[Dataset records]
▼

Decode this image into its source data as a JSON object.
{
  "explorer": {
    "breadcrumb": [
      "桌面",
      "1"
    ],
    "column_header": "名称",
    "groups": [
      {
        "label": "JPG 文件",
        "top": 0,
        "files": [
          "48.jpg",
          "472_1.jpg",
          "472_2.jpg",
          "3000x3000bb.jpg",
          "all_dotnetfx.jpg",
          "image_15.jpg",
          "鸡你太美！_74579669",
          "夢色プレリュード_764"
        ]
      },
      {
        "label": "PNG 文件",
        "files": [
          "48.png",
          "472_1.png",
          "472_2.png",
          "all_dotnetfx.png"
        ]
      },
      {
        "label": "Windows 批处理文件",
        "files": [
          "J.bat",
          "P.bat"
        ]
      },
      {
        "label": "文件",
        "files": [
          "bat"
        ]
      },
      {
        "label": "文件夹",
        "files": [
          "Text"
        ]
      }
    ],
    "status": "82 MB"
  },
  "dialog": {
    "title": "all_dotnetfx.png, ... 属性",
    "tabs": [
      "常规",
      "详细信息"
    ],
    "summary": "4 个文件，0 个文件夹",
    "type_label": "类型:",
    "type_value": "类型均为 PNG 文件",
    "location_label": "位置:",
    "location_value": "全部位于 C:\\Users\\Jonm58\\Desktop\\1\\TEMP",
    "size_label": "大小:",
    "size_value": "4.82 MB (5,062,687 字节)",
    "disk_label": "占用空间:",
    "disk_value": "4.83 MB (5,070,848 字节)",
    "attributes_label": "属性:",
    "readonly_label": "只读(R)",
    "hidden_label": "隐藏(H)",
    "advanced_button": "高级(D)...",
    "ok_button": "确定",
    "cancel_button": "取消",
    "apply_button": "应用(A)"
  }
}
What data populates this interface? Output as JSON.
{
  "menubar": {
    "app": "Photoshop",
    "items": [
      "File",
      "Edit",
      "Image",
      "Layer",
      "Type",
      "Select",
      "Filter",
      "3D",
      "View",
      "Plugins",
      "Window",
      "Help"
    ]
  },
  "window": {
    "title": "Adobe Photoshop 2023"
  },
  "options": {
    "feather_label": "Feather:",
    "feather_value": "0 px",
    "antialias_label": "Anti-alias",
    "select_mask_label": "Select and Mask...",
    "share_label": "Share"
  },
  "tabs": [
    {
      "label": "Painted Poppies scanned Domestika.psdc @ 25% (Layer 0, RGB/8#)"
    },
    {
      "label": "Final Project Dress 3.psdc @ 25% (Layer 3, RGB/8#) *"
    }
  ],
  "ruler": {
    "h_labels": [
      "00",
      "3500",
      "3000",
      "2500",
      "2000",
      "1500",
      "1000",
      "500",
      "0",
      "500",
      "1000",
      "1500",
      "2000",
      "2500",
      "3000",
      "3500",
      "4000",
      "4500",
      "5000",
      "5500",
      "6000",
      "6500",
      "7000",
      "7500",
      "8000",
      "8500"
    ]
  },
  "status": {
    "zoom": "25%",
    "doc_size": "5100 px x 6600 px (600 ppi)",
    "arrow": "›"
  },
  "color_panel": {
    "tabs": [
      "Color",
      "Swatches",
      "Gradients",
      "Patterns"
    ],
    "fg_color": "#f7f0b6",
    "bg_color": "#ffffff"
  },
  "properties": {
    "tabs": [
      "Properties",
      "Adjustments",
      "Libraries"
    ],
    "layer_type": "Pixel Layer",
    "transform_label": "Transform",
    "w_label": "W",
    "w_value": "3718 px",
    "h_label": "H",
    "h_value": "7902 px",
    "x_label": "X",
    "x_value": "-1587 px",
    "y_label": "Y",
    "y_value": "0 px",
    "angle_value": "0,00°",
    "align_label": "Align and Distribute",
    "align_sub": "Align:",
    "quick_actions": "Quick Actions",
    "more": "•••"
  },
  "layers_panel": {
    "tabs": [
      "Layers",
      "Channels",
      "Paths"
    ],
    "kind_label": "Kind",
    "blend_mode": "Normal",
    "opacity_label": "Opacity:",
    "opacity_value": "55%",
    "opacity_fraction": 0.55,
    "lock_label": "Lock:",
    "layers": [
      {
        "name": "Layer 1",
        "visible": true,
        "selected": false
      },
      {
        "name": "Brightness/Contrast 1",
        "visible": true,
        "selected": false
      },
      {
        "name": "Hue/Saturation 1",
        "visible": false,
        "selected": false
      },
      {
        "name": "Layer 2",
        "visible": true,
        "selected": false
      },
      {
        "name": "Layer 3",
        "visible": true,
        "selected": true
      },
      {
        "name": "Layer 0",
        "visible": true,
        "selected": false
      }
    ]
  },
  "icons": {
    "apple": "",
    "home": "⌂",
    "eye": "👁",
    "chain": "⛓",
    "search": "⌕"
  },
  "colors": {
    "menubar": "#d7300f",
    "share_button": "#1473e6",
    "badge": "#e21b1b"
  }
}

▲

▶ [WRITTEN REQUEST]: Nothing should be changed: write out all of the data as is.

▶ [WRITTEN ANSWER]:
Decode this image into its source data as a JSON object.
{
  "explorer": {
    "breadcrumb": [
      "桌面",
      "1"
    ],
    "column_header": "名称",
    "groups": [
      {
        "label": "JPG 文件",
        "top": 0,
        "files": [
          "48.jpg",
          "472_1.jpg",
          "472_2.jpg",
          "3000x3000bb.jpg",
          "all_dotnetfx.jpg",
          "image_15.jpg",
          "鸡你太美！_74579669",
          "夢色プレリュード_764"
        ]
      },
      {
        "label": "PNG 文件",
        "files": [
          "48.png",
          "472_1.png",
          "472_2.png",
          "all_dotnetfx.png"
        ]
      },
      {
        "label": "Windows 批处理文件",
        "files": [
          "J.bat",
          "P.bat"
        ]
      },
      {
        "label": "文件",
        "files": [
          "bat"
        ]
      },
      {
        "label": "文件夹",
        "files": [
          "Text"
        ]
      }
    ],
    "status": "82 MB"
  },
  "dialog": {
    "title": "all_dotnetfx.png, ... 属性",
    "tabs": [
      "常规",
      "详细信息"
    ],
    "summary": "4 个文件，0 个文件夹",
    "type_label": "类型:",
    "type_value": "类型均为 PNG 文件",
    "location_label": "位置:",
    "location_value": "全部位于 C:\\Users\\Jonm58\\Desktop\\1\\TEMP",
    "size_label": "大小:",
    "size_value": "4.82 MB (5,062,687 字节)",
    "disk_label": "占用空间:",
    "disk_value": "4.83 MB (5,070,848 字节)",
    "attributes_label": "属性:",
    "readonly_label": "只读(R)",
    "hidden_label": "隐藏(H)",
    "advanced_button": "高级(D)...",
    "ok_button": "确定",
    "cancel_button": "取消",
    "apply_button": "应用(A)"
  }
}
What data populates this interface? Output as JSON.
{
  "menubar": {
    "app": "Photoshop",
    "items": [
      "File",
      "Edit",
      "Image",
      "Layer",
      "Type",
      "Select",
      "Filter",
      "3D",
      "View",
      "Plugins",
      "Window",
      "Help"
    ]
  },
  "window": {
    "title": "Adobe Photoshop 2023"
  },
  "options": {
    "feather_label": "Feather:",
    "feather_value": "0 px",
    "antialias_label": "Anti-alias",
    "select_mask_label": "Select and Mask...",
    "share_label": "Share"
  },
  "tabs": [
    {
      "label": "Painted Poppies scanned Domestika.psdc @ 25% (Layer 0, RGB/8#)"
    },
    {
      "label": "Final Project Dress 3.psdc @ 25% (Layer 3, RGB/8#) *"
    }
  ],
  "ruler": {
    "h_labels": [
      "00",
      "3500",
      "3000",
      "2500",
      "2000",
      "1500",
      "1000",
      "500",
      "0",
      "500",
      "1000",
      "1500",
      "2000",
      "2500",
      "3000",
      "3500",
      "4000",
      "4500",
      "5000",
      "5500",
      "6000",
      "6500",
      "7000",
      "7500",
      "8000",
      "8500"
    ]
  },
  "status": {
    "zoom": "25%",
    "doc_size": "5100 px x 6600 px (600 ppi)",
    "arrow": "›"
  },
  "color_panel": {
    "tabs": [
      "Color",
      "Swatches",
      "Gradients",
      "Patterns"
    ],
    "fg_color": "#f7f0b6",
    "bg_color": "#ffffff"
  },
  "properties": {
    "tabs": [
      "Properties",
      "Adjustments",
      "Libraries"
    ],
    "layer_type": "Pixel Layer",
    "transform_label": "Transform",
    "w_label": "W",
    "w_value": "3718 px",
    "h_label": "H",
    "h_value": "7902 px",
    "x_label": "X",
    "x_value": "-1587 px",
    "y_label": "Y",
    "y_value": "0 px",
    "angle_value": "0,00°",
    "align_label": "Align and Distribute",
    "align_sub": "Align:",
    "quick_actions": "Quick Actions",
    "more": "•••"
  },
  "layers_panel": {
    "tabs": [
      "Layers",
      "Channels",
      "Paths"
    ],
    "kind_label": "Kind",
    "blend_mode": "Normal",
    "opacity_label": "Opacity:",
    "opacity_value": "55%",
    "opacity_fraction": 0.55,
    "lock_label": "Lock:",
    "layers": [
      {
        "name": "Layer 1",
        "visible": true,
        "selected": false
      },
      {
        "name": "Brightness/Contrast 1",
        "visible": true,
        "selected": false
      },
      {
        "name": "Hue/Saturation 1",
        "visible": false,
        "selected": false
      },
      {
        "name": "Layer 2",
        "visible": true,
        "selected": false
      },
      {
        "name": "Layer 3",
        "visible": true,
        "selected": true
      },
      {
        "name": "Layer 0",
        "visible": true,
        "selected": false
      }
    ]
  },
  "icons": {
    "apple": "",
    "home": "⌂",
    "eye": "👁",
    "chain": "⛓",
    "search": "⌕"
  },
  "colors": {
    "menubar": "#d7300f",
    "share_button": "#1473e6",
    "badge": "#e21b1b"
  }
}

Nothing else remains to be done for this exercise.